Stored data:
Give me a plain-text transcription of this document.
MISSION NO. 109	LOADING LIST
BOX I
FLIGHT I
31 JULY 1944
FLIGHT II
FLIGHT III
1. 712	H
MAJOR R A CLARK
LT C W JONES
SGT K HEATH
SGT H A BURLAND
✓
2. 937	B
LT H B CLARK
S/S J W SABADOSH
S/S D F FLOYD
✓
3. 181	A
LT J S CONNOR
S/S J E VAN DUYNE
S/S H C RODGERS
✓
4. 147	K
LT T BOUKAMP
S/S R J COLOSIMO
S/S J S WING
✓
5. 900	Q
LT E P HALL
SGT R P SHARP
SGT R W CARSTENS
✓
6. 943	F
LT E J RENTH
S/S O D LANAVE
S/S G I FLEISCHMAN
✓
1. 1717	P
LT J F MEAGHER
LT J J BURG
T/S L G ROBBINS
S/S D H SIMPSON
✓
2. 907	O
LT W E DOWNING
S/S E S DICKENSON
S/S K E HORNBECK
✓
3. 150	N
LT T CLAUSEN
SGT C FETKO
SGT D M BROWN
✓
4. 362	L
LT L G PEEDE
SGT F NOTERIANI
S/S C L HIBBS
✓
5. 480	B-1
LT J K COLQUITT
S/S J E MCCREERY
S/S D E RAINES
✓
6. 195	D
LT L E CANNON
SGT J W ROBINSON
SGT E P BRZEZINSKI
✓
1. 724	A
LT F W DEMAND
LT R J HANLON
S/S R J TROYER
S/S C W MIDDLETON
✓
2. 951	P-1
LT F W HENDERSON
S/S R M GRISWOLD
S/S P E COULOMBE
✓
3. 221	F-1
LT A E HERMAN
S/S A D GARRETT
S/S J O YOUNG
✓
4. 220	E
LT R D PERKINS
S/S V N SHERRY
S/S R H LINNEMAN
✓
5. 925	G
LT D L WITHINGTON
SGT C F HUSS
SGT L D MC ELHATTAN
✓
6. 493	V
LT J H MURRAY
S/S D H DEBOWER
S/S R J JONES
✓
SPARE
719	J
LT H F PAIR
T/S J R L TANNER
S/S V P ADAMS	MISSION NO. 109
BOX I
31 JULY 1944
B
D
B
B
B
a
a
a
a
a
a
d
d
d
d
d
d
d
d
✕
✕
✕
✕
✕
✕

EXERCISE PROMPT ▸ Write out the entire listing exactly.

EXERCISE RESULT ▸
Give me a plain-text transcription of this document.
MISSION NO. 109	LOADING LIST
BOX I
FLIGHT I
31 JULY 1944
FLIGHT II
FLIGHT III
1. 712	H
MAJOR R A CLARK
LT C W JONES
SGT K HEATH
SGT H A BURLAND
✓
2. 937	B
LT H B CLARK
S/S J W SABADOSH
S/S D F FLOYD
✓
3. 181	A
LT J S CONNOR
S/S J E VAN DUYNE
S/S H C RODGERS
✓
4. 147	K
LT T BOUKAMP
S/S R J COLOSIMO
S/S J S WING
✓
5. 900	Q
LT E P HALL
SGT R P SHARP
SGT R W CARSTENS
✓
6. 943	F
LT E J RENTH
S/S O D LANAVE
S/S G I FLEISCHMAN
✓
1. 1717	P
LT J F MEAGHER
LT J J BURG
T/S L G ROBBINS
S/S D H SIMPSON
✓
2. 907	O
LT W E DOWNING
S/S E S DICKENSON
S/S K E HORNBECK
✓
3. 150	N
LT T CLAUSEN
SGT C FETKO
SGT D M BROWN
✓
4. 362	L
LT L G PEEDE
SGT F NOTERIANI
S/S C L HIBBS
✓
5. 480	B-1
LT J K COLQUITT
S/S J E MCCREERY
S/S D E RAINES
✓
6. 195	D
LT L E CANNON
SGT J W ROBINSON
SGT E P BRZEZINSKI
✓
1. 724	A
LT F W DEMAND
LT R J HANLON
S/S R J TROYER
S/S C W MIDDLETON
✓
2. 951	P-1
LT F W HENDERSON
S/S R M GRISWOLD
S/S P E COULOMBE
✓
3. 221	F-1
LT A E HERMAN
S/S A D GARRETT
S/S J O YOUNG
✓
4. 220	E
LT R D PERKINS
S/S V N SHERRY
S/S R H LINNEMAN
✓
5. 925	G
LT D L WITHINGTON
SGT C F HUSS
SGT L D MC ELHATTAN
✓
6. 493	V
LT J H MURRAY
S/S D H DEBOWER
S/S R J JONES
✓
SPARE
719	J
LT H F PAIR
T/S J R L TANNER
S/S V P ADAMS	MISSION NO. 109
BOX I
31 JULY 1944
B
D
B
B
B
a
a
a
a
a
a
d
d
d
d
d
d
d
d
✕
✕
✕
✕
✕
✕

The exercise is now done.